--- What you are asked to do ---
Please pull out every line that includes the string "title".

Collected data entries
#####
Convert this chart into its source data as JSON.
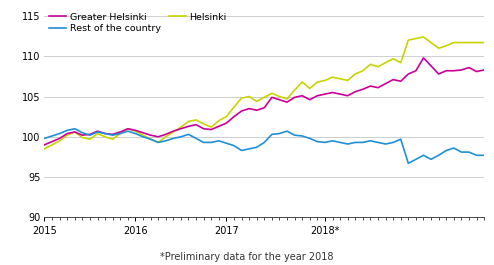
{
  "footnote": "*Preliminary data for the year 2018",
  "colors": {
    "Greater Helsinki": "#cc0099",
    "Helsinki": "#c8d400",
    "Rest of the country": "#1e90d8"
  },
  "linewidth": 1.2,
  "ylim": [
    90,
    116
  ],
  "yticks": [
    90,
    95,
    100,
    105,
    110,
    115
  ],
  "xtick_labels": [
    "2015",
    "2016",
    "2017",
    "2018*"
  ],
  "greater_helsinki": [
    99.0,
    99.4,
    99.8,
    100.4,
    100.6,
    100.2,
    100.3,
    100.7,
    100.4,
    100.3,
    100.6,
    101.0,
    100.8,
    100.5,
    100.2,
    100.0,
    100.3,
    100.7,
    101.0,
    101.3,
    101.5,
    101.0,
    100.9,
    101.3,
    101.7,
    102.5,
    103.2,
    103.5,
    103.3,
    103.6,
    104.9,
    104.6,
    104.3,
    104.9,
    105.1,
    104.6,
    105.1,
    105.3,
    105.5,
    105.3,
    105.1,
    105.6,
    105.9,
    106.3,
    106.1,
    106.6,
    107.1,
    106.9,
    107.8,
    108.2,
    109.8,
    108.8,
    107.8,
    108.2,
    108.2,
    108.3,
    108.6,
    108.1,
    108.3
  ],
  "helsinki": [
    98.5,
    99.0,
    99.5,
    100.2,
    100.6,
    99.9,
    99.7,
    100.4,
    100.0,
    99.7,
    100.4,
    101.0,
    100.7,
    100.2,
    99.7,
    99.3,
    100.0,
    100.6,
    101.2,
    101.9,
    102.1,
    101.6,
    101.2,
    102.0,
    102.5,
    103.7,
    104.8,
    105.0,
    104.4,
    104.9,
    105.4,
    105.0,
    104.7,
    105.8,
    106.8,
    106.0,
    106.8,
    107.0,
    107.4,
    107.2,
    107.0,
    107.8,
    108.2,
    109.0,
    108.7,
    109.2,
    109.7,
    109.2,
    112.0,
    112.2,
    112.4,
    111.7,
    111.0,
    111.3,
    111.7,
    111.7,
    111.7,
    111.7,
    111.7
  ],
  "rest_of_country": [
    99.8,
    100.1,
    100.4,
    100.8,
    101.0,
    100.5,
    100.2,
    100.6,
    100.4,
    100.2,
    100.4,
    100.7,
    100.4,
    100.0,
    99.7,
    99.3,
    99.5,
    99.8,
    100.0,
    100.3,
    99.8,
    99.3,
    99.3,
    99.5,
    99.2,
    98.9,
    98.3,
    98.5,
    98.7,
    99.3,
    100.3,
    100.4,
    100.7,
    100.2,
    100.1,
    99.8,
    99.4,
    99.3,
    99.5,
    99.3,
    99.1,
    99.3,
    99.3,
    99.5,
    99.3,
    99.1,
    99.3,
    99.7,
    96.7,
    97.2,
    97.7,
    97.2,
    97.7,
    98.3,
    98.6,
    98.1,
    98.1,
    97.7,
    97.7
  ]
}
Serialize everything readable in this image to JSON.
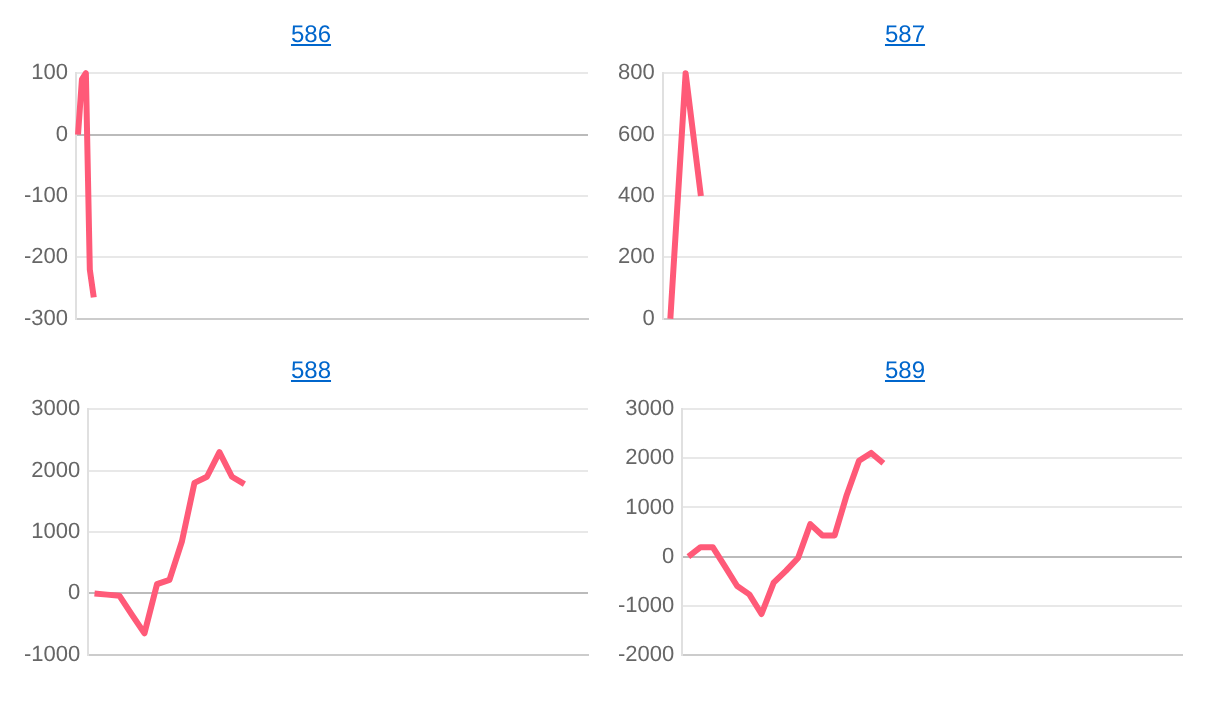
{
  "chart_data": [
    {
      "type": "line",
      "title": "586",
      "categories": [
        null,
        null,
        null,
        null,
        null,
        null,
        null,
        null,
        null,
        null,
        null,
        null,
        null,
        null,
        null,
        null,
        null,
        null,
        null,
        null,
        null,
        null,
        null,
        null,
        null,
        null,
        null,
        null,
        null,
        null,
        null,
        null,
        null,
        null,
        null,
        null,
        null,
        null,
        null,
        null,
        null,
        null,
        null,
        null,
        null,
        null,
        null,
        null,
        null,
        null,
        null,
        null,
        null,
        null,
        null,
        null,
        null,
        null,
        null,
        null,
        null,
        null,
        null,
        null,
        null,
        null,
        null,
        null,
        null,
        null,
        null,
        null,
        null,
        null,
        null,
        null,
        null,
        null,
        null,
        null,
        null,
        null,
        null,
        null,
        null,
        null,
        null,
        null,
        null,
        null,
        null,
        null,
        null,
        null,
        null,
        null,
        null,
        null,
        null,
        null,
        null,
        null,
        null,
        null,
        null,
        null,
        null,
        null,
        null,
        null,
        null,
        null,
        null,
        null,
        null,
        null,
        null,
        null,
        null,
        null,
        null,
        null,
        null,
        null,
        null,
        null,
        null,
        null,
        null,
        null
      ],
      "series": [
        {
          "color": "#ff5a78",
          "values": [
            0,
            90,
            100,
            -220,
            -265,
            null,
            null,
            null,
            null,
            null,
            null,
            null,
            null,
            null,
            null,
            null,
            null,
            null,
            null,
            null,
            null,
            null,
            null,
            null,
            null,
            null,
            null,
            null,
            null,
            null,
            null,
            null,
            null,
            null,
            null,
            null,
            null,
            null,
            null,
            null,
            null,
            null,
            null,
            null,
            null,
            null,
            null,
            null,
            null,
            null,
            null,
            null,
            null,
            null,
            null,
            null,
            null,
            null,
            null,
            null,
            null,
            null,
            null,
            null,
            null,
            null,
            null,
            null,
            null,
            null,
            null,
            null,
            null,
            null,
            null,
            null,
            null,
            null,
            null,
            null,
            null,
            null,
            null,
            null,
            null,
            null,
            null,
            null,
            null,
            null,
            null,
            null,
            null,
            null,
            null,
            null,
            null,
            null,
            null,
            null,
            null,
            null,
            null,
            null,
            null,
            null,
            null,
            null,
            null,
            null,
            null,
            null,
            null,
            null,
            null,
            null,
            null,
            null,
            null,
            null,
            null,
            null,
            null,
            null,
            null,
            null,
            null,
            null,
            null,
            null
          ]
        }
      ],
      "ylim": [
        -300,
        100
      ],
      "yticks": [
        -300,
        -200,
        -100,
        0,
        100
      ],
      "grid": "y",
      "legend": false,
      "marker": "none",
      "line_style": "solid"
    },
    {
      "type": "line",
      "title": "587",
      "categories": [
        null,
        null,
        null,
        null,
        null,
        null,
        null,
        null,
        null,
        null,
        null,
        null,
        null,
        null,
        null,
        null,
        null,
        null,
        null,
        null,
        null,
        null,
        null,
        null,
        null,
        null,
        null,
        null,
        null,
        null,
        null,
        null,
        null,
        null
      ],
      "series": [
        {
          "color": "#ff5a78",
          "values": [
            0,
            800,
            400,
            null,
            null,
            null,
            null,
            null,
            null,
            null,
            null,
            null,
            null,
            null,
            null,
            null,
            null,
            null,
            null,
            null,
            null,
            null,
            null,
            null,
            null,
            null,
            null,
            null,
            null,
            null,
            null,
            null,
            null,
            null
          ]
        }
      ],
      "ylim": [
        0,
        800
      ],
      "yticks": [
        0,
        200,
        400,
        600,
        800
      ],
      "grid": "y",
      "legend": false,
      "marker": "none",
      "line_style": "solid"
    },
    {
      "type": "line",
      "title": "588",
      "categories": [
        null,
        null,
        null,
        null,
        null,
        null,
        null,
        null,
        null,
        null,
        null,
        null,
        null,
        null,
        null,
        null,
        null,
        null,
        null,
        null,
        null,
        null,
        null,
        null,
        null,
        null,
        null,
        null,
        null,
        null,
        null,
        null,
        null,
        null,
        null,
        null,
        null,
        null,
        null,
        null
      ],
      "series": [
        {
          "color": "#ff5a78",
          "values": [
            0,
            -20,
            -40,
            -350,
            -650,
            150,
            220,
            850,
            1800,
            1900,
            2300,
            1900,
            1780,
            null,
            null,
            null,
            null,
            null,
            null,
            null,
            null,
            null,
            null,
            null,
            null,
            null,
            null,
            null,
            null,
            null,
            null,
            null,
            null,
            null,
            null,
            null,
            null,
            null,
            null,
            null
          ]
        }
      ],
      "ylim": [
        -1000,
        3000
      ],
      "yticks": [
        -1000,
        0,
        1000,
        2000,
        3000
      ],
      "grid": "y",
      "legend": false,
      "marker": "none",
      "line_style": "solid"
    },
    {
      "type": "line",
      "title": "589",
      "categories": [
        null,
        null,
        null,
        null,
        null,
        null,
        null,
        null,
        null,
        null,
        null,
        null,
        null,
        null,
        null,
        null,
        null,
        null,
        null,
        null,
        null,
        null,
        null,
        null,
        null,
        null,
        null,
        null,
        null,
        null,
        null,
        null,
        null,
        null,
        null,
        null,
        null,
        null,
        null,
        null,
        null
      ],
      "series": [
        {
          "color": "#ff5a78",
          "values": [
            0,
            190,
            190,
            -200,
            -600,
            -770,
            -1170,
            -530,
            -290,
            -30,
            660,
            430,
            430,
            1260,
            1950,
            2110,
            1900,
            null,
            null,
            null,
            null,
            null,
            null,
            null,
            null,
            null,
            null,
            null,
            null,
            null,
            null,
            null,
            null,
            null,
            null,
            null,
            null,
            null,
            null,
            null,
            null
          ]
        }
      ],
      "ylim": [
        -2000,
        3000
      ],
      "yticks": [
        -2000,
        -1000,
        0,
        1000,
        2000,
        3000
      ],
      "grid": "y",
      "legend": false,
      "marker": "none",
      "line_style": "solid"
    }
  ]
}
#####
--- Response for this exercise ---
      "title": "586",
      "title": "587",
      "title": "588",
      "title": "589",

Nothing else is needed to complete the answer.